§ **Your task**
The complete listing should be restated exactly.

§ **Data section**
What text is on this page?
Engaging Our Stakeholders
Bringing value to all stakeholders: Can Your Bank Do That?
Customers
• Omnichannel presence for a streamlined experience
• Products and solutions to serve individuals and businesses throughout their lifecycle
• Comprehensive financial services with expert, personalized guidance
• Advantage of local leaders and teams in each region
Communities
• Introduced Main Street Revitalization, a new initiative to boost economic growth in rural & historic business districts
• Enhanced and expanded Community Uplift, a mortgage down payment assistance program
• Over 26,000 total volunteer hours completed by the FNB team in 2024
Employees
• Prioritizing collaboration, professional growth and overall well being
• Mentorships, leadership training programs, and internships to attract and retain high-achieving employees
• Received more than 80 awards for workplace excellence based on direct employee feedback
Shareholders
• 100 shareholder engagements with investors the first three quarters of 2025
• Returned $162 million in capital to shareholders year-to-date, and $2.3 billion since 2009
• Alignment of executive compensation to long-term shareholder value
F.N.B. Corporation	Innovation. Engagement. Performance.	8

§ **Full answer**
What text is on this page?
Engaging Our Stakeholders
Bringing value to all stakeholders: Can Your Bank Do That?
Customers
• Omnichannel presence for a streamlined experience
• Products and solutions to serve individuals and businesses throughout their lifecycle
• Comprehensive financial services with expert, personalized guidance
• Advantage of local leaders and teams in each region
Communities
• Introduced Main Street Revitalization, a new initiative to boost economic growth in rural & historic business districts
• Enhanced and expanded Community Uplift, a mortgage down payment assistance program
• Over 26,000 total volunteer hours completed by the FNB team in 2024
Employees
• Prioritizing collaboration, professional growth and overall well being
• Mentorships, leadership training programs, and internships to attract and retain high-achieving employees
• Received more than 80 awards for workplace excellence based on direct employee feedback
Shareholders
• 100 shareholder engagements with investors the first three quarters of 2025
• Returned $162 million in capital to shareholders year-to-date, and $2.3 billion since 2009
• Alignment of executive compensation to long-term shareholder value
F.N.B. Corporation	Innovation. Engagement. Performance.	8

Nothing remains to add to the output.